EXERCISE PROMPT: Go through the entries below and copy each line containing the word "rainfall".

INPUT RECORDS:
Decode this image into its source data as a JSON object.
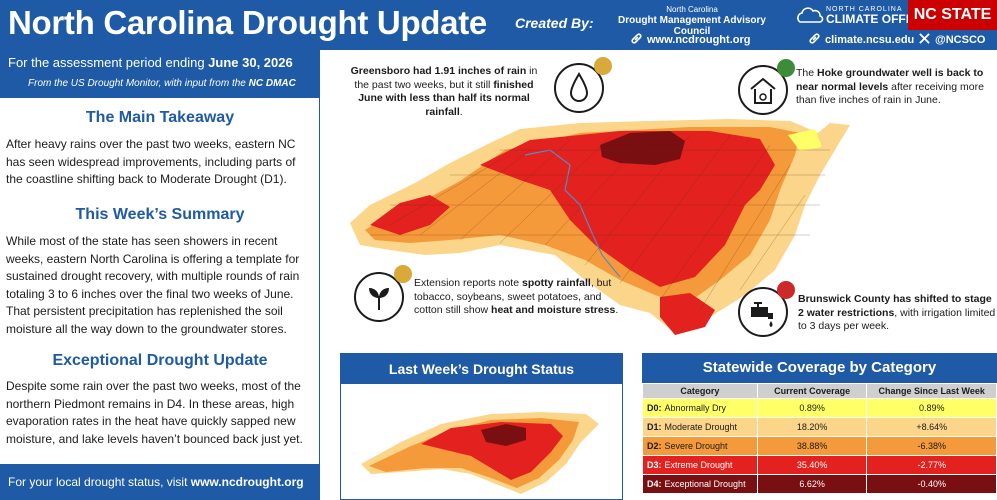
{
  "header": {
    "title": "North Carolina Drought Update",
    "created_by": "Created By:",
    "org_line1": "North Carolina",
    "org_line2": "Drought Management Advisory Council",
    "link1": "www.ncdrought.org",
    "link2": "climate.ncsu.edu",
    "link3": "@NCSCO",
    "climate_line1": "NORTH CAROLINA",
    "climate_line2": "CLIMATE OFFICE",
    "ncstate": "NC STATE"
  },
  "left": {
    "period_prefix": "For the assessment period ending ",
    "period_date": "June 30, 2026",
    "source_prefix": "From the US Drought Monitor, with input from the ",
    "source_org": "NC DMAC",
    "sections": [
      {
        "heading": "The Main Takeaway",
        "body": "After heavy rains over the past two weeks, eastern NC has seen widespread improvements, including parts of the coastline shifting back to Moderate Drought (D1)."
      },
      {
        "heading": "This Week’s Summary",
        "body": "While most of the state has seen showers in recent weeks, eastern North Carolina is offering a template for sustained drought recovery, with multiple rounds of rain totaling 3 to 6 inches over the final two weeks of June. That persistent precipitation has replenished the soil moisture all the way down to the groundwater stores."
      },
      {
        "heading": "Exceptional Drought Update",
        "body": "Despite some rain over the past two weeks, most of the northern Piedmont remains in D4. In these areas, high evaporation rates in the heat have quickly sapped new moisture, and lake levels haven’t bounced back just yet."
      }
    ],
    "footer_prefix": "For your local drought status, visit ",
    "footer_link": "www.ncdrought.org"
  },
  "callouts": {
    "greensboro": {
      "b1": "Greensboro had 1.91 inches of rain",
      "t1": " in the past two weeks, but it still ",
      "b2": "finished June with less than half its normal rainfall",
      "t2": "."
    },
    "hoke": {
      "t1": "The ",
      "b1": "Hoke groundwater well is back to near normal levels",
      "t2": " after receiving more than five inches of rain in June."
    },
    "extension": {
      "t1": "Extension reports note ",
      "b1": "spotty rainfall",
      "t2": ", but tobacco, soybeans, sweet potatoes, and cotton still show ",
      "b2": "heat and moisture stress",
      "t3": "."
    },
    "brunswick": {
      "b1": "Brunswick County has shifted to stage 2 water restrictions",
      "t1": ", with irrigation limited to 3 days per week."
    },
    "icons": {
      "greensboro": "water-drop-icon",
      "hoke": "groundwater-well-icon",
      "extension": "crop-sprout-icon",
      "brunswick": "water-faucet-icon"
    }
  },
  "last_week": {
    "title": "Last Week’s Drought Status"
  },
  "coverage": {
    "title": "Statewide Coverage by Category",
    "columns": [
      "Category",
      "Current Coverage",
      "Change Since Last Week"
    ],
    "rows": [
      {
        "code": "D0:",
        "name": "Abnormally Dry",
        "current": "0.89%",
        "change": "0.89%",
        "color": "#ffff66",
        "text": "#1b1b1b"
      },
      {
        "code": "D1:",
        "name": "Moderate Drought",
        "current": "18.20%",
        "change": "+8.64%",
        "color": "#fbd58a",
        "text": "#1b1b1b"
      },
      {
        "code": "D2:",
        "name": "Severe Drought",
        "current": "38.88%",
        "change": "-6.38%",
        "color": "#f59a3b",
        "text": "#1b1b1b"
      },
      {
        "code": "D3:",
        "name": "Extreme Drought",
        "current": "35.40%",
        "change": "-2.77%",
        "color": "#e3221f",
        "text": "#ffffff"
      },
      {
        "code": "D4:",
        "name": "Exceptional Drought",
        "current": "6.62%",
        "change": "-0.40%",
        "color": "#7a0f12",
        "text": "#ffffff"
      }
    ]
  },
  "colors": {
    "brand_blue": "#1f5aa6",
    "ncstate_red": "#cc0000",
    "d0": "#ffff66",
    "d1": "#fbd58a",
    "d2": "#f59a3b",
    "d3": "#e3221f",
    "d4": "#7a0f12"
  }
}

RESPONSE TO THE EXERCISE:
      "b2": "finished June with less than half its normal rainfall",
      "b1": "spotty rainfall",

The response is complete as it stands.